=== EXERCISE DETAILS ===
Copy the line containing "OCR this image.", then all lines after it up to and including the final line of the material, exactly and without additions.

++++++++++++++++++++

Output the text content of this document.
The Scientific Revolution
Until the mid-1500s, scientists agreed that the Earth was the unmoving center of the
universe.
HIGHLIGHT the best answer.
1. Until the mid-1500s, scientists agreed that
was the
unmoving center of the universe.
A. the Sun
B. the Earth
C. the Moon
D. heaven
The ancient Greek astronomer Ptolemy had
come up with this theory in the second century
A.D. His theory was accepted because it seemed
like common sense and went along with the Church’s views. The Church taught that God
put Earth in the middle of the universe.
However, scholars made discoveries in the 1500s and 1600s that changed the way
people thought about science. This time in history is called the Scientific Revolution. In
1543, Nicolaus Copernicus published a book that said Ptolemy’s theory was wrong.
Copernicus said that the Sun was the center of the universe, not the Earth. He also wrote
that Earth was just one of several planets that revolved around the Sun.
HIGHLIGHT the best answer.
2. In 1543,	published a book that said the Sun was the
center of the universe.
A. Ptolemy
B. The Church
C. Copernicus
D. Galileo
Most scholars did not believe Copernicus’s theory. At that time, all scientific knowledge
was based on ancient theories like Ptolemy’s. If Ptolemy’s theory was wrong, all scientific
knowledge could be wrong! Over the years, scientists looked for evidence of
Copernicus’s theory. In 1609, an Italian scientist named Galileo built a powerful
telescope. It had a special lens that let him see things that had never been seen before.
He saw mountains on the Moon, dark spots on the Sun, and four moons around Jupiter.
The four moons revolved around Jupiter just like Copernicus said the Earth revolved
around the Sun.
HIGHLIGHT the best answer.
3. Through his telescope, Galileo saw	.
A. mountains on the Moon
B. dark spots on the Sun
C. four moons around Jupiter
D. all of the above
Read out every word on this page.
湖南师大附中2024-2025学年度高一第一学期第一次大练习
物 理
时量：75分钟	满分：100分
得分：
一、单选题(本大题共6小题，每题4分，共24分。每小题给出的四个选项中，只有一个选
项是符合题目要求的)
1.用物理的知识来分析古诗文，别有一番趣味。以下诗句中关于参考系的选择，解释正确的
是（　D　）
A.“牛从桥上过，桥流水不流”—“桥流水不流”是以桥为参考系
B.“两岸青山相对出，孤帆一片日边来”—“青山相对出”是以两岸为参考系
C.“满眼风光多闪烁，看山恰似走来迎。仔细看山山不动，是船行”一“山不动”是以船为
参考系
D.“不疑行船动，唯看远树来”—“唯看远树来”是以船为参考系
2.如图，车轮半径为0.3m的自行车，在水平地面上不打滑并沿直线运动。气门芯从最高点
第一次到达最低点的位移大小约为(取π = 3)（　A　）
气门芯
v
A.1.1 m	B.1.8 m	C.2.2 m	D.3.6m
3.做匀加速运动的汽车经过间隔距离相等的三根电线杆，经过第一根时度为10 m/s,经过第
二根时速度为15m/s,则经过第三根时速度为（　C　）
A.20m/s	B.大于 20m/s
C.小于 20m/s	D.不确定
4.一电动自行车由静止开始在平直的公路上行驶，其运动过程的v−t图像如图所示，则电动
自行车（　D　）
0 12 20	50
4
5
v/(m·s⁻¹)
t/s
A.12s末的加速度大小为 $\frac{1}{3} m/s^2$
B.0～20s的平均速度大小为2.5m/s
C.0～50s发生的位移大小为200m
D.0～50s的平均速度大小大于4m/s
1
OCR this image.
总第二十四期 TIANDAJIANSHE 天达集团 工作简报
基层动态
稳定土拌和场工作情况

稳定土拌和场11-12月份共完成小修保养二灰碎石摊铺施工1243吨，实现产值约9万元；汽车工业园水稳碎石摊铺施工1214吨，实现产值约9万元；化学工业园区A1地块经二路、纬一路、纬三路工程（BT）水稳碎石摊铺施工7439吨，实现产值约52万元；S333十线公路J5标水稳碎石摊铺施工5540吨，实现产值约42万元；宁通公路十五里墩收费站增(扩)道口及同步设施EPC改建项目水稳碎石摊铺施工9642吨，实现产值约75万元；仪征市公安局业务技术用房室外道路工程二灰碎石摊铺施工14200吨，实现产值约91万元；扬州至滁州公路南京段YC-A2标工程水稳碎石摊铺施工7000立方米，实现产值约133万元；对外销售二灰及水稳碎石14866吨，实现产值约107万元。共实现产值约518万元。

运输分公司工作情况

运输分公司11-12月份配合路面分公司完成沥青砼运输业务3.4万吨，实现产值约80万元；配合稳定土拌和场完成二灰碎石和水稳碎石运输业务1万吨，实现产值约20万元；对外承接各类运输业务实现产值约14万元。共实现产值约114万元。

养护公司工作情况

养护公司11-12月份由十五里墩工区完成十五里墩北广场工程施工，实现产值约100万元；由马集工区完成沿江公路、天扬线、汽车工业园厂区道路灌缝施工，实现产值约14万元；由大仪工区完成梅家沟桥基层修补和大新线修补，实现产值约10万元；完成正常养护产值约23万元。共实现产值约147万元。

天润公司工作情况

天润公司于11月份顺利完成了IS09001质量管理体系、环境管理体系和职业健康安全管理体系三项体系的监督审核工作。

++++++++++++++++++++

=== TASK RESPONSE ===
OCR this image.
总第二十四期 TIANDAJIANSHE 天达集团 工作简报
基层动态
稳定土拌和场工作情况

稳定土拌和场11-12月份共完成小修保养二灰碎石摊铺施工1243吨，实现产值约9万元；汽车工业园水稳碎石摊铺施工1214吨，实现产值约9万元；化学工业园区A1地块经二路、纬一路、纬三路工程（BT）水稳碎石摊铺施工7439吨，实现产值约52万元；S333十线公路J5标水稳碎石摊铺施工5540吨，实现产值约42万元；宁通公路十五里墩收费站增(扩)道口及同步设施EPC改建项目水稳碎石摊铺施工9642吨，实现产值约75万元；仪征市公安局业务技术用房室外道路工程二灰碎石摊铺施工14200吨，实现产值约91万元；扬州至滁州公路南京段YC-A2标工程水稳碎石摊铺施工7000立方米，实现产值约133万元；对外销售二灰及水稳碎石14866吨，实现产值约107万元。共实现产值约518万元。

运输分公司工作情况

运输分公司11-12月份配合路面分公司完成沥青砼运输业务3.4万吨，实现产值约80万元；配合稳定土拌和场完成二灰碎石和水稳碎石运输业务1万吨，实现产值约20万元；对外承接各类运输业务实现产值约14万元。共实现产值约114万元。

养护公司工作情况

养护公司11-12月份由十五里墩工区完成十五里墩北广场工程施工，实现产值约100万元；由马集工区完成沿江公路、天扬线、汽车工业园厂区道路灌缝施工，实现产值约14万元；由大仪工区完成梅家沟桥基层修补和大新线修补，实现产值约10万元；完成正常养护产值约23万元。共实现产值约147万元。

天润公司工作情况

天润公司于11月份顺利完成了IS09001质量管理体系、环境管理体系和职业健康安全管理体系三项体系的监督审核工作。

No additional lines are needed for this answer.